## Start SUPPLIED DATA
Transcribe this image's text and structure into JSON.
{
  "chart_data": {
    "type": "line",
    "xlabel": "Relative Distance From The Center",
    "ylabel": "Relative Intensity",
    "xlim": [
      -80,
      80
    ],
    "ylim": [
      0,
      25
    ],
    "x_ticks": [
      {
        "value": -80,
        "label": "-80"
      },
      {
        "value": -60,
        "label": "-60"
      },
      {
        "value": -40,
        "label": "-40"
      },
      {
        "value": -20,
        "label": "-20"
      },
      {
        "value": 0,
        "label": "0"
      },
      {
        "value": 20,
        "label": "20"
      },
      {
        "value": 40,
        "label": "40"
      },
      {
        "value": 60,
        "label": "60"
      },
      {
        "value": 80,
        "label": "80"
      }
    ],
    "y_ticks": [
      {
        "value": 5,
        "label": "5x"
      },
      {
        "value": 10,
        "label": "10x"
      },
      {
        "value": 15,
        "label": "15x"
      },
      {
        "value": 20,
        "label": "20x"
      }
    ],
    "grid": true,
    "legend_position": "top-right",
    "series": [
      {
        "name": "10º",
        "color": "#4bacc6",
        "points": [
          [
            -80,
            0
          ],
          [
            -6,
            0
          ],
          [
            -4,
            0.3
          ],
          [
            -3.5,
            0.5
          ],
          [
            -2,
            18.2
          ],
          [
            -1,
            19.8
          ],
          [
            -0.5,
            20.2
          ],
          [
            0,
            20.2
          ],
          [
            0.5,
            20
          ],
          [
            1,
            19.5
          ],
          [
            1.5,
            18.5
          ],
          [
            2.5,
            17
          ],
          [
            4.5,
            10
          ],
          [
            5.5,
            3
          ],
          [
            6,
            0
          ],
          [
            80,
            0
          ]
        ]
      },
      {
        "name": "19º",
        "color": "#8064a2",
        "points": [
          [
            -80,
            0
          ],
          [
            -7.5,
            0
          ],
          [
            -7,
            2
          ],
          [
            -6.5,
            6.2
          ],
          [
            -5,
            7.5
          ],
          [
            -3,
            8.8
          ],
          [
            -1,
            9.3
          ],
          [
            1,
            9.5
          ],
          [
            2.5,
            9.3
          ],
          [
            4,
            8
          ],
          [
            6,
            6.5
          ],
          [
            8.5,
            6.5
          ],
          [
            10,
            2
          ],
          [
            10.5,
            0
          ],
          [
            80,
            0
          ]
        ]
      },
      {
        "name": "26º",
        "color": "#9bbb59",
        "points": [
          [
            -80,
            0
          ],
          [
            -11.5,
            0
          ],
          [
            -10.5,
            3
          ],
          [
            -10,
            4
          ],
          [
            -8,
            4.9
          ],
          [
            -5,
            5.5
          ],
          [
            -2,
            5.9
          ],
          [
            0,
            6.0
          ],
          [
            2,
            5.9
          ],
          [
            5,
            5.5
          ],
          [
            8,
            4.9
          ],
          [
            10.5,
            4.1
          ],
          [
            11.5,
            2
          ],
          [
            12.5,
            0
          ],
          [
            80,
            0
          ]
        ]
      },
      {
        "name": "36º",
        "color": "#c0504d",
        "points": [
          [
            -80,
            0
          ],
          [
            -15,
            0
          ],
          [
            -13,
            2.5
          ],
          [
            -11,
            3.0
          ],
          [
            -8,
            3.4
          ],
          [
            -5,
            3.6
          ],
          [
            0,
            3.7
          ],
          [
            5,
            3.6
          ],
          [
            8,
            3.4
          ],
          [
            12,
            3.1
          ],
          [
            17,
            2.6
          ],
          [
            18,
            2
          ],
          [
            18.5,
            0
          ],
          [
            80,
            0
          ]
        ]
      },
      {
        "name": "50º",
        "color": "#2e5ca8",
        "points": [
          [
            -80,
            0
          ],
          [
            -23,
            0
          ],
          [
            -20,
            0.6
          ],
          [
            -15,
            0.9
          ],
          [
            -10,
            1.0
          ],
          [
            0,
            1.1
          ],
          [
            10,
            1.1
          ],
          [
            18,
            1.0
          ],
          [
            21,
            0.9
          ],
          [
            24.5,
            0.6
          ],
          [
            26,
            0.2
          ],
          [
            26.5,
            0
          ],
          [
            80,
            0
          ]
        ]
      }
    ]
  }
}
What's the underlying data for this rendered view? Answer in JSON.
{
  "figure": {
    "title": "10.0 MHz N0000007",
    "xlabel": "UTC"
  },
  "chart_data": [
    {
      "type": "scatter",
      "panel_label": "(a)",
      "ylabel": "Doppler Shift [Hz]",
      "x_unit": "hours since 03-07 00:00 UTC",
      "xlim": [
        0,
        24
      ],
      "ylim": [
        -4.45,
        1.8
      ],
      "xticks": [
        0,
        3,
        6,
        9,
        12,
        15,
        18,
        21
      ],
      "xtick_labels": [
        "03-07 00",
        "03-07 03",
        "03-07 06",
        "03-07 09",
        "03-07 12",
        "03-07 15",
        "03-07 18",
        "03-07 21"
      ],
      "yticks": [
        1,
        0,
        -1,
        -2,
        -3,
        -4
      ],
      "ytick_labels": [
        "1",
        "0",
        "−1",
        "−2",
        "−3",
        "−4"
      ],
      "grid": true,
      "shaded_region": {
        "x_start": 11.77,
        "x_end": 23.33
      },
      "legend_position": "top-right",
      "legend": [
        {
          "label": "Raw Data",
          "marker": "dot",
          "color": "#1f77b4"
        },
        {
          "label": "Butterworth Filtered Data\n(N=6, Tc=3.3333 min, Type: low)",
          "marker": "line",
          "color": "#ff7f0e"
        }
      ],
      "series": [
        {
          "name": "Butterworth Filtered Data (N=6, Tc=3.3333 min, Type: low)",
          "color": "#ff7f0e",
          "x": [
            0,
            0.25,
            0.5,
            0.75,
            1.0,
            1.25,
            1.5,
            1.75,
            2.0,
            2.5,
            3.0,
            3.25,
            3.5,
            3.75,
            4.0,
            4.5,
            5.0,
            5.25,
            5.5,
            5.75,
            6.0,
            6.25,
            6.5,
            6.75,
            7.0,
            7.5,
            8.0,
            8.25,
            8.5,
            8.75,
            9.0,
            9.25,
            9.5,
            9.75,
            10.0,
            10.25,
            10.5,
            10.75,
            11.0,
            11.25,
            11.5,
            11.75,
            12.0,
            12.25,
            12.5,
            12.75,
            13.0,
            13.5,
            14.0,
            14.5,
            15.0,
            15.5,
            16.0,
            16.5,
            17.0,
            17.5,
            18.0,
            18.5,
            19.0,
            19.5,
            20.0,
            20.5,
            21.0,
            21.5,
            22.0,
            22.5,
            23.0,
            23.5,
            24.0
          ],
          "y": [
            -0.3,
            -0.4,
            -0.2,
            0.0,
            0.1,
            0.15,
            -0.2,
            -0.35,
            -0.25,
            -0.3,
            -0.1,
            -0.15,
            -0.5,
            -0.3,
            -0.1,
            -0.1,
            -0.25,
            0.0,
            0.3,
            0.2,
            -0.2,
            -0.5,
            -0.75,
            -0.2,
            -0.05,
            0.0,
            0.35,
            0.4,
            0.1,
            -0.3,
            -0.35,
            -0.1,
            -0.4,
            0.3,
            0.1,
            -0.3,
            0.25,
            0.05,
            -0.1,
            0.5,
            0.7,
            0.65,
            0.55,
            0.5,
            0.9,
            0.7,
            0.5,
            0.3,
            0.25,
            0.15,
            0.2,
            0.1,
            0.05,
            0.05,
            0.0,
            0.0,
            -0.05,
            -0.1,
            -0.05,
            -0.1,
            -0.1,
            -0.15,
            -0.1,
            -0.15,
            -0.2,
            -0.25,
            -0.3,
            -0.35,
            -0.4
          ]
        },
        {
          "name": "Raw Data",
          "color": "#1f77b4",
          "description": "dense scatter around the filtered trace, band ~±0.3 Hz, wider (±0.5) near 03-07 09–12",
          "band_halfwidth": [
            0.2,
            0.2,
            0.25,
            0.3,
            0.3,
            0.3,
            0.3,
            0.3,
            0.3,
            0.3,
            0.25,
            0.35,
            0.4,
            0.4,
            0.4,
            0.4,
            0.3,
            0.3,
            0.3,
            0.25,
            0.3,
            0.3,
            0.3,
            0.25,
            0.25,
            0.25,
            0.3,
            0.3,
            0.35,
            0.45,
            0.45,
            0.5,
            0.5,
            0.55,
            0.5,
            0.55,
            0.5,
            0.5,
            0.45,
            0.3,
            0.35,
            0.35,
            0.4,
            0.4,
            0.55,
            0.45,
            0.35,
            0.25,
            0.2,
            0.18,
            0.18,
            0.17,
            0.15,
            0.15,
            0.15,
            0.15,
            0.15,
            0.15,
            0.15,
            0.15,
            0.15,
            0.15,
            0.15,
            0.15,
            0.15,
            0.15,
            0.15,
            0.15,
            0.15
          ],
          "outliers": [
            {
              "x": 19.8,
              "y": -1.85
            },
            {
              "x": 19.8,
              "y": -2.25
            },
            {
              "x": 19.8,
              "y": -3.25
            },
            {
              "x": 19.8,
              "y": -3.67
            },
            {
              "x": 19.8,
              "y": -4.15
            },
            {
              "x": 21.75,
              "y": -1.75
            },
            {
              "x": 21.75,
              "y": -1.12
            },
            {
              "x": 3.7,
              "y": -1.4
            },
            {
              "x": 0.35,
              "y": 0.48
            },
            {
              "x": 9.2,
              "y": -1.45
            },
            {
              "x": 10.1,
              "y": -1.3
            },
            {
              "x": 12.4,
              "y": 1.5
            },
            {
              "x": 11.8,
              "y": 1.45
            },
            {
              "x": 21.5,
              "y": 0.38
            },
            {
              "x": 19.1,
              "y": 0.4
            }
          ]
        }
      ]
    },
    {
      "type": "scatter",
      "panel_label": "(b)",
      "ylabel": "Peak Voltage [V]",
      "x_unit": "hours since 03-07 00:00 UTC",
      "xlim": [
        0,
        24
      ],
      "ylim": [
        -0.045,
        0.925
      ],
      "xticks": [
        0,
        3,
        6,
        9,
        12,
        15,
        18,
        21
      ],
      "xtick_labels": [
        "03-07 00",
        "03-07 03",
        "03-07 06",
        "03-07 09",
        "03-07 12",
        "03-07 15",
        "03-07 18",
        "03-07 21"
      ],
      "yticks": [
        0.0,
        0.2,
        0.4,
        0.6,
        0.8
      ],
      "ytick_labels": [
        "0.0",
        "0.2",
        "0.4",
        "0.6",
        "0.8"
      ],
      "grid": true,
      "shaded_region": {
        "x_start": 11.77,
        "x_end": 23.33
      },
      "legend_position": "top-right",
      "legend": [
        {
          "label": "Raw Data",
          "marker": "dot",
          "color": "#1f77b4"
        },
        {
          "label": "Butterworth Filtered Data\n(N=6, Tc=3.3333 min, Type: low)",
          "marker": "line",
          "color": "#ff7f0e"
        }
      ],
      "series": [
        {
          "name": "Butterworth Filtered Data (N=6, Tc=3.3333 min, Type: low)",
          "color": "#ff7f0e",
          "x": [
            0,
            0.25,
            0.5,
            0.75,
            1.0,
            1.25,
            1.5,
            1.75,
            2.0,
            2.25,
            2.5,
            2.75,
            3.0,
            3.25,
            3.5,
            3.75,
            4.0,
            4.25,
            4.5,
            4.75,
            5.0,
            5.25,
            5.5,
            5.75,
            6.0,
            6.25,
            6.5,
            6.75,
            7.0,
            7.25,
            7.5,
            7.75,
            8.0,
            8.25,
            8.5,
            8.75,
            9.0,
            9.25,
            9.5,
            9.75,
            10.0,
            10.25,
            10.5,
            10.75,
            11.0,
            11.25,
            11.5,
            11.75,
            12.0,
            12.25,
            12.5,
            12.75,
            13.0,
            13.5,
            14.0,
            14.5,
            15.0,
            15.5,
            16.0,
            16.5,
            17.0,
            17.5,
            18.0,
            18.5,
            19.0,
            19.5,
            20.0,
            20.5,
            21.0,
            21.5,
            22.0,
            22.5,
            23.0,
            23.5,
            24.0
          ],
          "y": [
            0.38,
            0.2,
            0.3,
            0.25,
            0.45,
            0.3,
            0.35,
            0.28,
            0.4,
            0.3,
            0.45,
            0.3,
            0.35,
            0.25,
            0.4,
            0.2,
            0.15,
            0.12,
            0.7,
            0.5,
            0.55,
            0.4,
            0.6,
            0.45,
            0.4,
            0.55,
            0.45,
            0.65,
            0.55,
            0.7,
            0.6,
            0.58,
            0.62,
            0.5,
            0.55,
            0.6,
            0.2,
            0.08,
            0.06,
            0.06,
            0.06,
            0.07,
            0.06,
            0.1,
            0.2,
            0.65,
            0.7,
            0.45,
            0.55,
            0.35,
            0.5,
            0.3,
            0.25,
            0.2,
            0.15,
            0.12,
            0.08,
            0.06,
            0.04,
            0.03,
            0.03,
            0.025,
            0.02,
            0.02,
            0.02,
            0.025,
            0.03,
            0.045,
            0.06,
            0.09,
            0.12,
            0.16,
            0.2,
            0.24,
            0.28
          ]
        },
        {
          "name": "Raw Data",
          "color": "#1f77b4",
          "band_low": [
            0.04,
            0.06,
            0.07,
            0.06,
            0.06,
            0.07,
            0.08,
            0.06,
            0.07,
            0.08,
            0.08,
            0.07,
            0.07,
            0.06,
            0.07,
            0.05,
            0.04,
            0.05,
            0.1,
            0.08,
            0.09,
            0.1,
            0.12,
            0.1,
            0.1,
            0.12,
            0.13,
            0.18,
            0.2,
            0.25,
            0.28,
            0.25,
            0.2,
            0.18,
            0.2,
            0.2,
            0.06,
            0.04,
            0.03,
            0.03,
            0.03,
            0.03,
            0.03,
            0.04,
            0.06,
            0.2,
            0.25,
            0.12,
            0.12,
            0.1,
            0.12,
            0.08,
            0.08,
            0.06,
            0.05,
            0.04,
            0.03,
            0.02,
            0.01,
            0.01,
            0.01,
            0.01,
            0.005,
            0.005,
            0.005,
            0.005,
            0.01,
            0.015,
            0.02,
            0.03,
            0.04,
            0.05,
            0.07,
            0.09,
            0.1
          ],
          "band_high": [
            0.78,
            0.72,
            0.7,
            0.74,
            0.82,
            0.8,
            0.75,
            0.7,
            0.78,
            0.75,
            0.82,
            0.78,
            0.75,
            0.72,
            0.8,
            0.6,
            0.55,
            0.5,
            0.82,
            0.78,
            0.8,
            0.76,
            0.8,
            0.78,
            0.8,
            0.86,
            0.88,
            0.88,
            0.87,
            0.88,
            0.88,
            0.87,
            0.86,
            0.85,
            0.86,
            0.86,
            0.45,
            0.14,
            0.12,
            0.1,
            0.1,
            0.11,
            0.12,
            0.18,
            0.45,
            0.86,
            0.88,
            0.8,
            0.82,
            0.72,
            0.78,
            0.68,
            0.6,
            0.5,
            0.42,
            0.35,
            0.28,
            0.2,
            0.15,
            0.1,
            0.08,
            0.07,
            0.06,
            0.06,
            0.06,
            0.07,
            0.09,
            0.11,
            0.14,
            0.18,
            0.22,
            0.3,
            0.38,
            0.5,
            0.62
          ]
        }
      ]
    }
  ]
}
## End SUPPLIED DATA
> _AIM_: Look for the word "JSON" in every line of the listing and copy the lines that have it.

> _CORRECT RESPONSE_:
Transcribe this image's text and structure into JSON.
What's the underlying data for this rendered view? Answer in JSON.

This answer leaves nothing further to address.